EXERCISE INSTRUCTIONS → Copy every line of the data exactly, leaving nothing out.

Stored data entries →
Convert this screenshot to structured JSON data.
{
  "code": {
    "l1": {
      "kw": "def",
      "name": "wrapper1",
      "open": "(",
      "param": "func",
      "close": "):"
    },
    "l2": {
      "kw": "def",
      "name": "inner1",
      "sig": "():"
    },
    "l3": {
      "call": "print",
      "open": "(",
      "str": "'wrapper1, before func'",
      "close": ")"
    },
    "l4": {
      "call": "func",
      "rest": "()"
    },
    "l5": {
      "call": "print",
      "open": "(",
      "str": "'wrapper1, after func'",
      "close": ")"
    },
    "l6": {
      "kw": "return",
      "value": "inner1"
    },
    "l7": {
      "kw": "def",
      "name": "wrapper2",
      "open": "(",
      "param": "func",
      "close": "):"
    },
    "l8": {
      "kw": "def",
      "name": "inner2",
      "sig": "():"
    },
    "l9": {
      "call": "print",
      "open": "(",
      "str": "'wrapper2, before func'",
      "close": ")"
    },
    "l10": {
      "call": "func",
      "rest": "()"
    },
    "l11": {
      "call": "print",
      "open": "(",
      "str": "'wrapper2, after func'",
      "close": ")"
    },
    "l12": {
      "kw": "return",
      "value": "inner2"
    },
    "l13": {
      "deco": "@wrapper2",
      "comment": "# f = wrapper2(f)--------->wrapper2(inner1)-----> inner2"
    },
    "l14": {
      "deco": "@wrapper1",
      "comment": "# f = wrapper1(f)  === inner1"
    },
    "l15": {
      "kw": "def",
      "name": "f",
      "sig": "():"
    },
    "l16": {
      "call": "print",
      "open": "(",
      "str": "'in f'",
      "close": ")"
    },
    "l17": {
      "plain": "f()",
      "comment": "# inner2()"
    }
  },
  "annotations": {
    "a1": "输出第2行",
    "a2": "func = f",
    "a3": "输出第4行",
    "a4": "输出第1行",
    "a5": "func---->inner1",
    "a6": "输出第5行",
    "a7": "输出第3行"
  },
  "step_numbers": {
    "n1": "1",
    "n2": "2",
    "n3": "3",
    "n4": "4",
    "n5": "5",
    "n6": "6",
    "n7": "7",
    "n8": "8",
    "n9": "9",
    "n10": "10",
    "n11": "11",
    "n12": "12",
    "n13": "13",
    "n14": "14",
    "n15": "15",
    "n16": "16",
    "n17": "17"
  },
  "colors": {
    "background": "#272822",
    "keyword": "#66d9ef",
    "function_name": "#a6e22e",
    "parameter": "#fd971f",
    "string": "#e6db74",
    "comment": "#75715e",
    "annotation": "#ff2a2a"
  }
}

TASK OUTPUT →
Convert this screenshot to structured JSON data.
{
  "code": {
    "l1": {
      "kw": "def",
      "name": "wrapper1",
      "open": "(",
      "param": "func",
      "close": "):"
    },
    "l2": {
      "kw": "def",
      "name": "inner1",
      "sig": "():"
    },
    "l3": {
      "call": "print",
      "open": "(",
      "str": "'wrapper1, before func'",
      "close": ")"
    },
    "l4": {
      "call": "func",
      "rest": "()"
    },
    "l5": {
      "call": "print",
      "open": "(",
      "str": "'wrapper1, after func'",
      "close": ")"
    },
    "l6": {
      "kw": "return",
      "value": "inner1"
    },
    "l7": {
      "kw": "def",
      "name": "wrapper2",
      "open": "(",
      "param": "func",
      "close": "):"
    },
    "l8": {
      "kw": "def",
      "name": "inner2",
      "sig": "():"
    },
    "l9": {
      "call": "print",
      "open": "(",
      "str": "'wrapper2, before func'",
      "close": ")"
    },
    "l10": {
      "call": "func",
      "rest": "()"
    },
    "l11": {
      "call": "print",
      "open": "(",
      "str": "'wrapper2, after func'",
      "close": ")"
    },
    "l12": {
      "kw": "return",
      "value": "inner2"
    },
    "l13": {
      "deco": "@wrapper2",
      "comment": "# f = wrapper2(f)--------->wrapper2(inner1)-----> inner2"
    },
    "l14": {
      "deco": "@wrapper1",
      "comment": "# f = wrapper1(f)  === inner1"
    },
    "l15": {
      "kw": "def",
      "name": "f",
      "sig": "():"
    },
    "l16": {
      "call": "print",
      "open": "(",
      "str": "'in f'",
      "close": ")"
    },
    "l17": {
      "plain": "f()",
      "comment": "# inner2()"
    }
  },
  "annotations": {
    "a1": "输出第2行",
    "a2": "func = f",
    "a3": "输出第4行",
    "a4": "输出第1行",
    "a5": "func---->inner1",
    "a6": "输出第5行",
    "a7": "输出第3行"
  },
  "step_numbers": {
    "n1": "1",
    "n2": "2",
    "n3": "3",
    "n4": "4",
    "n5": "5",
    "n6": "6",
    "n7": "7",
    "n8": "8",
    "n9": "9",
    "n10": "10",
    "n11": "11",
    "n12": "12",
    "n13": "13",
    "n14": "14",
    "n15": "15",
    "n16": "16",
    "n17": "17"
  },
  "colors": {
    "background": "#272822",
    "keyword": "#66d9ef",
    "function_name": "#a6e22e",
    "parameter": "#fd971f",
    "string": "#e6db74",
    "comment": "#75715e",
    "annotation": "#ff2a2a"
  }
}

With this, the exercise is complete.